Task to complete:
The records that follow should be retyped word for word.

Given records:
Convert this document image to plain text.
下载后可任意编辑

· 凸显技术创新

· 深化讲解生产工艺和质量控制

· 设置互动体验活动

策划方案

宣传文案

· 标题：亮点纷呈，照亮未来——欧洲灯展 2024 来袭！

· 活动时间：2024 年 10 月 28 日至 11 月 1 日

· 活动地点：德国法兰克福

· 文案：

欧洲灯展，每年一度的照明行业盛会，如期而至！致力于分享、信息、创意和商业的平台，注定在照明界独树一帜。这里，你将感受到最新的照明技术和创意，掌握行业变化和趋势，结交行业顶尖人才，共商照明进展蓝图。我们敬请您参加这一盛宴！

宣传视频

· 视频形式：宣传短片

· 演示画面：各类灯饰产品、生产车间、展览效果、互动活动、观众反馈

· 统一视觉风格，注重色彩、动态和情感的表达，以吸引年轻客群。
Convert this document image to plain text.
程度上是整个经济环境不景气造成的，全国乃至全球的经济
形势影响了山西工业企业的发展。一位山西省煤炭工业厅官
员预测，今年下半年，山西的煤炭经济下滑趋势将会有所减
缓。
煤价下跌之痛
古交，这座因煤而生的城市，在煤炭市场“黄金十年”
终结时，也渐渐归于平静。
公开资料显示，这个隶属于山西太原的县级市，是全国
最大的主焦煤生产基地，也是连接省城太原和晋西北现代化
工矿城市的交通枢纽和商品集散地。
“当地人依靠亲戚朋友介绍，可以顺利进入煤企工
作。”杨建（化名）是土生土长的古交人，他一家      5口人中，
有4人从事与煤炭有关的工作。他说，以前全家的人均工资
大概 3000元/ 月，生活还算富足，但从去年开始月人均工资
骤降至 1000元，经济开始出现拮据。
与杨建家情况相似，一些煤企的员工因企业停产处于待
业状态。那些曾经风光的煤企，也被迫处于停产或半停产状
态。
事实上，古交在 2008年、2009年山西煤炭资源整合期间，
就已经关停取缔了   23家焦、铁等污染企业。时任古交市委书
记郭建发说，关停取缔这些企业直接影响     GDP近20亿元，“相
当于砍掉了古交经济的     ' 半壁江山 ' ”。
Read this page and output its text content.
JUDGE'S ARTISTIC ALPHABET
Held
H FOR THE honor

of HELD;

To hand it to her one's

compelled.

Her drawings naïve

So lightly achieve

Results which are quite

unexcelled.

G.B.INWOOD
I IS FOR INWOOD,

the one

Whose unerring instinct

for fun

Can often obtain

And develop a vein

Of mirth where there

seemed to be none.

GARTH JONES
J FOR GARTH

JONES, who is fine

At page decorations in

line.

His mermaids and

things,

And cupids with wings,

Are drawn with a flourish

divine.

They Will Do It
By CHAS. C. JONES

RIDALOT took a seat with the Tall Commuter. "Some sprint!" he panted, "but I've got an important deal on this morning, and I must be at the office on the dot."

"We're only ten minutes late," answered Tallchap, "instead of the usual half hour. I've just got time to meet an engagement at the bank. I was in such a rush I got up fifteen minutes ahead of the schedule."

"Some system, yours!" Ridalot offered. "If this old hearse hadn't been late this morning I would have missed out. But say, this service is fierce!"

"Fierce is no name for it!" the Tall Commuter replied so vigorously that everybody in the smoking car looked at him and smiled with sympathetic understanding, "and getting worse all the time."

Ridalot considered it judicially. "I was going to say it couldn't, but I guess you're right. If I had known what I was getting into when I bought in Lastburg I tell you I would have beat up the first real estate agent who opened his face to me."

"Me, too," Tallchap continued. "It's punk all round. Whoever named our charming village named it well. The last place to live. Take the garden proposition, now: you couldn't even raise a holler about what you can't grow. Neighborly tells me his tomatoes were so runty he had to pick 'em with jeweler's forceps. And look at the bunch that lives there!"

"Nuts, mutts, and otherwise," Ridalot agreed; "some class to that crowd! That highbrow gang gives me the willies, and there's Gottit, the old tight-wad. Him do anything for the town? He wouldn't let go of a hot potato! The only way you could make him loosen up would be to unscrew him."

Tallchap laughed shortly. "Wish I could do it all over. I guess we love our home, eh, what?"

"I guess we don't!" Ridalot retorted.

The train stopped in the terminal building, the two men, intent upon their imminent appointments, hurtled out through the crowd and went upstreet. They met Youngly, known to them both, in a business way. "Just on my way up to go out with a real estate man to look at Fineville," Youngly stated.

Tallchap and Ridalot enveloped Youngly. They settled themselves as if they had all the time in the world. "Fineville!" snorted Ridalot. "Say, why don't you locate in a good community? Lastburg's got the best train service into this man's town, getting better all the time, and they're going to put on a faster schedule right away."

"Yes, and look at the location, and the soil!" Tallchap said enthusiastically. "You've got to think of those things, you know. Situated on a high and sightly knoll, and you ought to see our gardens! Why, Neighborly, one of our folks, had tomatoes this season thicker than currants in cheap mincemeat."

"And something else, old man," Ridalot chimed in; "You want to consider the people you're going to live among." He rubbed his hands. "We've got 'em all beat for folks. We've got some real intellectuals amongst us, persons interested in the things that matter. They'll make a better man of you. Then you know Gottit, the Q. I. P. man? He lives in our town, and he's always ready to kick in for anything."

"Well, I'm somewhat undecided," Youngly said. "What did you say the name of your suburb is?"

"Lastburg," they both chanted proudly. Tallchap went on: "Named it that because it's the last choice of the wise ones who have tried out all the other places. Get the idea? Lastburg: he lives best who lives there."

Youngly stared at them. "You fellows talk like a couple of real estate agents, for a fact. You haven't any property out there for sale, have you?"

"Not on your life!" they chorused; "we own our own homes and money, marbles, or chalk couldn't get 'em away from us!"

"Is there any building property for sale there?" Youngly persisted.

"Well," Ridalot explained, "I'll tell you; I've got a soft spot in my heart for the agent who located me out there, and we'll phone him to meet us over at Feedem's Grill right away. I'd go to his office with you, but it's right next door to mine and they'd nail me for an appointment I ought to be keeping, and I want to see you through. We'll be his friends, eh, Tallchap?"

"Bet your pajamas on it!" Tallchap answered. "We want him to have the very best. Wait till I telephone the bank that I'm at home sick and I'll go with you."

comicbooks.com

Answer to the exercise:
Convert this document image to plain text.
下载后可任意编辑

· 凸显技术创新

· 深化讲解生产工艺和质量控制

· 设置互动体验活动

策划方案

宣传文案

· 标题：亮点纷呈，照亮未来——欧洲灯展 2024 来袭！

· 活动时间：2024 年 10 月 28 日至 11 月 1 日

· 活动地点：德国法兰克福

· 文案：

欧洲灯展，每年一度的照明行业盛会，如期而至！致力于分享、信息、创意和商业的平台，注定在照明界独树一帜。这里，你将感受到最新的照明技术和创意，掌握行业变化和趋势，结交行业顶尖人才，共商照明进展蓝图。我们敬请您参加这一盛宴！

宣传视频

· 视频形式：宣传短片

· 演示画面：各类灯饰产品、生产车间、展览效果、互动活动、观众反馈

· 统一视觉风格，注重色彩、动态和情感的表达，以吸引年轻客群。
Convert this document image to plain text.
程度上是整个经济环境不景气造成的，全国乃至全球的经济
形势影响了山西工业企业的发展。一位山西省煤炭工业厅官
员预测，今年下半年，山西的煤炭经济下滑趋势将会有所减
缓。
煤价下跌之痛
古交，这座因煤而生的城市，在煤炭市场“黄金十年”
终结时，也渐渐归于平静。
公开资料显示，这个隶属于山西太原的县级市，是全国
最大的主焦煤生产基地，也是连接省城太原和晋西北现代化
工矿城市的交通枢纽和商品集散地。
“当地人依靠亲戚朋友介绍，可以顺利进入煤企工
作。”杨建（化名）是土生土长的古交人，他一家      5口人中，
有4人从事与煤炭有关的工作。他说，以前全家的人均工资
大概 3000元/ 月，生活还算富足，但从去年开始月人均工资
骤降至 1000元，经济开始出现拮据。
与杨建家情况相似，一些煤企的员工因企业停产处于待
业状态。那些曾经风光的煤企，也被迫处于停产或半停产状
态。
事实上，古交在 2008年、2009年山西煤炭资源整合期间，
就已经关停取缔了   23家焦、铁等污染企业。时任古交市委书
记郭建发说，关停取缔这些企业直接影响     GDP近20亿元，“相
当于砍掉了古交经济的     ' 半壁江山 ' ”。
Read this page and output its text content.
JUDGE'S ARTISTIC ALPHABET
Held
H FOR THE honor

of HELD;

To hand it to her one's

compelled.

Her drawings naïve

So lightly achieve

Results which are quite

unexcelled.

G.B.INWOOD
I IS FOR INWOOD,

the one

Whose unerring instinct

for fun

Can often obtain

And develop a vein

Of mirth where there

seemed to be none.

GARTH JONES
J FOR GARTH

JONES, who is fine

At page decorations in

line.

His mermaids and

things,

And cupids with wings,

Are drawn with a flourish

divine.

They Will Do It
By CHAS. C. JONES

RIDALOT took a seat with the Tall Commuter. "Some sprint!" he panted, "but I've got an important deal on this morning, and I must be at the office on the dot."

"We're only ten minutes late," answered Tallchap, "instead of the usual half hour. I've just got time to meet an engagement at the bank. I was in such a rush I got up fifteen minutes ahead of the schedule."

"Some system, yours!" Ridalot offered. "If this old hearse hadn't been late this morning I would have missed out. But say, this service is fierce!"

"Fierce is no name for it!" the Tall Commuter replied so vigorously that everybody in the smoking car looked at him and smiled with sympathetic understanding, "and getting worse all the time."

Ridalot considered it judicially. "I was going to say it couldn't, but I guess you're right. If I had known what I was getting into when I bought in Lastburg I tell you I would have beat up the first real estate agent who opened his face to me."

"Me, too," Tallchap continued. "It's punk all round. Whoever named our charming village named it well. The last place to live. Take the garden proposition, now: you couldn't even raise a holler about what you can't grow. Neighborly tells me his tomatoes were so runty he had to pick 'em with jeweler's forceps. And look at the bunch that lives there!"

"Nuts, mutts, and otherwise," Ridalot agreed; "some class to that crowd! That highbrow gang gives me the willies, and there's Gottit, the old tight-wad. Him do anything for the town? He wouldn't let go of a hot potato! The only way you could make him loosen up would be to unscrew him."

Tallchap laughed shortly. "Wish I could do it all over. I guess we love our home, eh, what?"

"I guess we don't!" Ridalot retorted.

The train stopped in the terminal building, the two men, intent upon their imminent appointments, hurtled out through the crowd and went upstreet. They met Youngly, known to them both, in a business way. "Just on my way up to go out with a real estate man to look at Fineville," Youngly stated.

Tallchap and Ridalot enveloped Youngly. They settled themselves as if they had all the time in the world. "Fineville!" snorted Ridalot. "Say, why don't you locate in a good community? Lastburg's got the best train service into this man's town, getting better all the time, and they're going to put on a faster schedule right away."

"Yes, and look at the location, and the soil!" Tallchap said enthusiastically. "You've got to think of those things, you know. Situated on a high and sightly knoll, and you ought to see our gardens! Why, Neighborly, one of our folks, had tomatoes this season thicker than currants in cheap mincemeat."

"And something else, old man," Ridalot chimed in; "You want to consider the people you're going to live among." He rubbed his hands. "We've got 'em all beat for folks. We've got some real intellectuals amongst us, persons interested in the things that matter. They'll make a better man of you. Then you know Gottit, the Q. I. P. man? He lives in our town, and he's always ready to kick in for anything."

"Well, I'm somewhat undecided," Youngly said. "What did you say the name of your suburb is?"

"Lastburg," they both chanted proudly. Tallchap went on: "Named it that because it's the last choice of the wise ones who have tried out all the other places. Get the idea? Lastburg: he lives best who lives there."

Youngly stared at them. "You fellows talk like a couple of real estate agents, for a fact. You haven't any property out there for sale, have you?"

"Not on your life!" they chorused; "we own our own homes and money, marbles, or chalk couldn't get 'em away from us!"

"Is there any building property for sale there?" Youngly persisted.

"Well," Ridalot explained, "I'll tell you; I've got a soft spot in my heart for the agent who located me out there, and we'll phone him to meet us over at Feedem's Grill right away. I'd go to his office with you, but it's right next door to mine and they'd nail me for an appointment I ought to be keeping, and I want to see you through. We'll be his friends, eh, Tallchap?"

"Bet your pajamas on it!" Tallchap answered. "We want him to have the very best. Wait till I telephone the bank that I'm at home sick and I'll go with you."

comicbooks.com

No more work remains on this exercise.